QUESTIONS TO ANSWER -
**1.** In the text on NHS cuts, what status were the Mid-Staffordshire Hospital savings meant to achieve?
**2.** Repeat word for word the part of the text on NHS cuts that opens with the words containing "The crisis of" and closes with "pro-Murdoch press stalwart.".

PROVIDED TEXT -
★ ★ ★

2013 OPENS with Michael Farrar, the NHS confederation chairman, appealing for fewer hospitals and beds, and more care for elderly people in their own homes and the ‘community’, to make the health service financially ‘sustainable’.
While hundreds of beds have been closed, thousands of nurses’ posts lost, and the hospitals are full to bursting as a result of the £20bn McKinsey QIPP cuts, he tells us that more savings must be made.
This, despite the fact that nearly £3bn of the £5b.8bn cuts so far, have gone back to the Treasury, whilst the rest have been diverted into large private sector contracts and restructuring.
The crisis of hospital care, with reports in the press of neglected patients, is laid at the door of an NHS which ‘lacks compassion’ says Prince Charles, and staff that don’t care, says new Health Secretary Jeremy Hunt, the pro-Murdoch press stalwart.
Yet the real cause of the crisis, the massive cuts and the rip-offs of private sector contracts, is hidden from view.
The public presentation of the Francis report on Mid-Staffordshire Hospital, where hundreds of patients died due to staff cuts caused by making £10m savings to achieve foundation trust (FT) status, has been postponed over and over again.

★ ★ ★

Source records -
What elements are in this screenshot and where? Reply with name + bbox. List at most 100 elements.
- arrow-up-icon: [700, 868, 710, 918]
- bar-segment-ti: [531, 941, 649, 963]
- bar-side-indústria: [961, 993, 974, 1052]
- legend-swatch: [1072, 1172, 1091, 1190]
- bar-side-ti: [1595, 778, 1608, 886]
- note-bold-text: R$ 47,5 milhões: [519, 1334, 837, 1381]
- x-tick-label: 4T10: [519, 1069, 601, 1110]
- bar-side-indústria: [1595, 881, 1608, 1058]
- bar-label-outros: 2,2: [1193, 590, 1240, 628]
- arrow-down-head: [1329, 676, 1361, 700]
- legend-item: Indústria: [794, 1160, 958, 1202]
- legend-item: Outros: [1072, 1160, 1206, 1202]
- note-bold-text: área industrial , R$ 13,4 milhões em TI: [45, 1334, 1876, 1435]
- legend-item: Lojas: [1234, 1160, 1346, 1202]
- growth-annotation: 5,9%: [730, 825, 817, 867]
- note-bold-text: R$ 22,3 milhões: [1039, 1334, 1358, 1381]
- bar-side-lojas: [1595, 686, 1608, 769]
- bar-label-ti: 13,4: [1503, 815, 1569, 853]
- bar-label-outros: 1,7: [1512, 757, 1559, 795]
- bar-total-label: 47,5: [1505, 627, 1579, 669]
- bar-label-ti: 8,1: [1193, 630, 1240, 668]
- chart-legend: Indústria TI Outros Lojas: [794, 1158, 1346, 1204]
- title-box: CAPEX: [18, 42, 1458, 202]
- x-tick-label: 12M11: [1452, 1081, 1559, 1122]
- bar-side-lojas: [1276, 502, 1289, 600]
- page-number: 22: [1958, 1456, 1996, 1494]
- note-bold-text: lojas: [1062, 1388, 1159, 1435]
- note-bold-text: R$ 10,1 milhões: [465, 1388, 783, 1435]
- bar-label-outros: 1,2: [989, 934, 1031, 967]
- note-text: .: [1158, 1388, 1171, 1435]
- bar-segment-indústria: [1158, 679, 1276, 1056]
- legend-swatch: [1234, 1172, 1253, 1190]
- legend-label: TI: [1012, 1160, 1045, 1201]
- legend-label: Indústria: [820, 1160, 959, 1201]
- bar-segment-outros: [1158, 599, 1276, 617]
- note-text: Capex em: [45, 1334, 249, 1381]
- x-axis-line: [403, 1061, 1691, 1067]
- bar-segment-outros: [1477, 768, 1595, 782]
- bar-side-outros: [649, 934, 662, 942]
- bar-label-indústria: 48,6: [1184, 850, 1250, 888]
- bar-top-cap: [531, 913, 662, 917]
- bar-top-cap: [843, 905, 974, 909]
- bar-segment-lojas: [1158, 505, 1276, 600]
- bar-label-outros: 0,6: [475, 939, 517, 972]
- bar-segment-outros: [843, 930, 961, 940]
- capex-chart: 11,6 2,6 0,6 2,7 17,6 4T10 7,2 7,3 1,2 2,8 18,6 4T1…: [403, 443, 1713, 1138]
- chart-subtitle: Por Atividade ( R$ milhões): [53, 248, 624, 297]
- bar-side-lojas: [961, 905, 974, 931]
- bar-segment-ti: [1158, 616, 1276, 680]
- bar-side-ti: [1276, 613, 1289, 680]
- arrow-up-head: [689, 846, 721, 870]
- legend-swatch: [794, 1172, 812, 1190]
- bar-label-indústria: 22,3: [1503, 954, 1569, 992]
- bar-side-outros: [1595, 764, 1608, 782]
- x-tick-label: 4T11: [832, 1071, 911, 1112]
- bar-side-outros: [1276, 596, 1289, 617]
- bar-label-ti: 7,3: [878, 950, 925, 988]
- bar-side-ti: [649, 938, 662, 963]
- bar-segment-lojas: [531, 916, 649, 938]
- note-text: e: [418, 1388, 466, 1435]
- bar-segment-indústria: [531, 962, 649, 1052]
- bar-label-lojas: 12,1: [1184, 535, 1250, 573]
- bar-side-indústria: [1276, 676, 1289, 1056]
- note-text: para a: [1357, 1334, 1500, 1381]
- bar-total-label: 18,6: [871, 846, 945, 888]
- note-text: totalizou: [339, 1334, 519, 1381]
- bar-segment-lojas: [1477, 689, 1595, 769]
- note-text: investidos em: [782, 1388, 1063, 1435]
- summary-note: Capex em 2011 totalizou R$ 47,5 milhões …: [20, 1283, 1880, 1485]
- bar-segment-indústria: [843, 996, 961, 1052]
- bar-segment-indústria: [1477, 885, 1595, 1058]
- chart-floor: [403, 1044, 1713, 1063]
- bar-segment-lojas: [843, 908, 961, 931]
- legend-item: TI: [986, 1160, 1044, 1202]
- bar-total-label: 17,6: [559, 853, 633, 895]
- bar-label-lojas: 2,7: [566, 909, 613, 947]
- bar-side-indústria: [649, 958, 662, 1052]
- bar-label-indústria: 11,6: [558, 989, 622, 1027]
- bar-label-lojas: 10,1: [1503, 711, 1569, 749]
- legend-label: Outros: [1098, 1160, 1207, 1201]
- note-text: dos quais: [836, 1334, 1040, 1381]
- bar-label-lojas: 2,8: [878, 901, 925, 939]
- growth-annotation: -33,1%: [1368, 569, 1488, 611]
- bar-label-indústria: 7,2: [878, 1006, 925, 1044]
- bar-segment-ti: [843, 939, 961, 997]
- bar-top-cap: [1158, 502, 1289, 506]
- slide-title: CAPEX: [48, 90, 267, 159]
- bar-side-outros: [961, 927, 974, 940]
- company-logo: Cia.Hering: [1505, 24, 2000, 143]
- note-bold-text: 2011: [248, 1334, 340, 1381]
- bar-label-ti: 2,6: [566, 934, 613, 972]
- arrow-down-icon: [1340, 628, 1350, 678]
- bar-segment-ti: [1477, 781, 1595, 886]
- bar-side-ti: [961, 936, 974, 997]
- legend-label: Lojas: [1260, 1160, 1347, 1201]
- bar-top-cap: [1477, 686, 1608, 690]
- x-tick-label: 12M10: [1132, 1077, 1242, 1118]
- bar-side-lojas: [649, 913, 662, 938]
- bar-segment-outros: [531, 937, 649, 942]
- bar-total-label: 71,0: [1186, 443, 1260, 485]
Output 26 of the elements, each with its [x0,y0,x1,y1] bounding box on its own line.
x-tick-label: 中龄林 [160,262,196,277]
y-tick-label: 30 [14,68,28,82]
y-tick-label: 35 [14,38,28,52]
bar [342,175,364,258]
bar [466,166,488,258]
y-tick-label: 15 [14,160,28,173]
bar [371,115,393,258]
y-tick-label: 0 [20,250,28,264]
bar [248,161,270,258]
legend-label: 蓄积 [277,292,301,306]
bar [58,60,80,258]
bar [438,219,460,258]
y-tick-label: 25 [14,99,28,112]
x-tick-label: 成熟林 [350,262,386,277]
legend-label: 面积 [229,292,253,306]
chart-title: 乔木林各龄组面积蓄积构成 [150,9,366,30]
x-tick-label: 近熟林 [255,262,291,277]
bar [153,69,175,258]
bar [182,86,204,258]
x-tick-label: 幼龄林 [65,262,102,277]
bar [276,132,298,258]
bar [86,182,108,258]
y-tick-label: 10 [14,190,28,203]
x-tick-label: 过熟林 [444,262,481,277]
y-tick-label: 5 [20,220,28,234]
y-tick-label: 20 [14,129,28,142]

★ ★ ★

RESULTS -
**1.** Foundation trust (FT) status.

**2.**
The crisis of hospital care, with reports in the press of neglected patients, is laid at the door of an NHS which ‘lacks compassion’ says Prince Charles, and staff that don’t care, says new Health Secretary Jeremy Hunt, the pro-Murdoch press stalwart.